** Start of Records **

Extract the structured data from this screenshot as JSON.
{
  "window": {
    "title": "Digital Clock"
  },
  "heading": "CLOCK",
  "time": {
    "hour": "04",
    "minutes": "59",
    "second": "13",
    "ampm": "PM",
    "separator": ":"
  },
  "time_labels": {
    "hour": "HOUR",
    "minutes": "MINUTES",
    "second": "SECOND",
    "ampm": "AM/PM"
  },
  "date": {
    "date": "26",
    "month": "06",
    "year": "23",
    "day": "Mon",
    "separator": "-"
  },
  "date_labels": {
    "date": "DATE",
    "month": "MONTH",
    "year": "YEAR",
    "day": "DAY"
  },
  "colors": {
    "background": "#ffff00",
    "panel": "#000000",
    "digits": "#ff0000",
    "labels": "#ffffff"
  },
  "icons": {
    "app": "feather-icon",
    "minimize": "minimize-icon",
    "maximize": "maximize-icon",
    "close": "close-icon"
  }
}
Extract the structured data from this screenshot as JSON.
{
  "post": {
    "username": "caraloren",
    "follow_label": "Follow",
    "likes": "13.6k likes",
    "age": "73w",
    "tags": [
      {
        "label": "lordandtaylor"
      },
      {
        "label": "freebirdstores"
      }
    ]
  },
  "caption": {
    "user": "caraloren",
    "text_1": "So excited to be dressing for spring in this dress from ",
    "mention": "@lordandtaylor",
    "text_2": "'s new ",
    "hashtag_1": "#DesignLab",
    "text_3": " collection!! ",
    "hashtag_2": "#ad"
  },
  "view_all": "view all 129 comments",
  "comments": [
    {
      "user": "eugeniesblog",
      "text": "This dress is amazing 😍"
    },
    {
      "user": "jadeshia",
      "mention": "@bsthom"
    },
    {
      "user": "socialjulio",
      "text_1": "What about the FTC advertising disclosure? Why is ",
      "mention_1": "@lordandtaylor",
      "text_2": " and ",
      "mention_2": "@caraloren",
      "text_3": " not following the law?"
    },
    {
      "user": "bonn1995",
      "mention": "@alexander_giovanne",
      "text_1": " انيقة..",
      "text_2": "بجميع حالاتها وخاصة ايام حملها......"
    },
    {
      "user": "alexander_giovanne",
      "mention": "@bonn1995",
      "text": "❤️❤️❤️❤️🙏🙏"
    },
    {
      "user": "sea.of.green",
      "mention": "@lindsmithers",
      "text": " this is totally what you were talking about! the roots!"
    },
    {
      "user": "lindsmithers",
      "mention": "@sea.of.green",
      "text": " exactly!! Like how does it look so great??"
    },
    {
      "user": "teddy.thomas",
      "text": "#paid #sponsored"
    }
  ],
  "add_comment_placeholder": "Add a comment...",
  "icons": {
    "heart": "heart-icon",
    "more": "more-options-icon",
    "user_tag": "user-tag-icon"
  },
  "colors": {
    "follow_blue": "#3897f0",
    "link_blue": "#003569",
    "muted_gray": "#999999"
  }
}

** End of Records **

To be done
From the entries above, pull out each line that includes "caraloren".

Answer for the task
    "username": "caraloren",
    "user": "caraloren",
      "mention_2": "@caraloren",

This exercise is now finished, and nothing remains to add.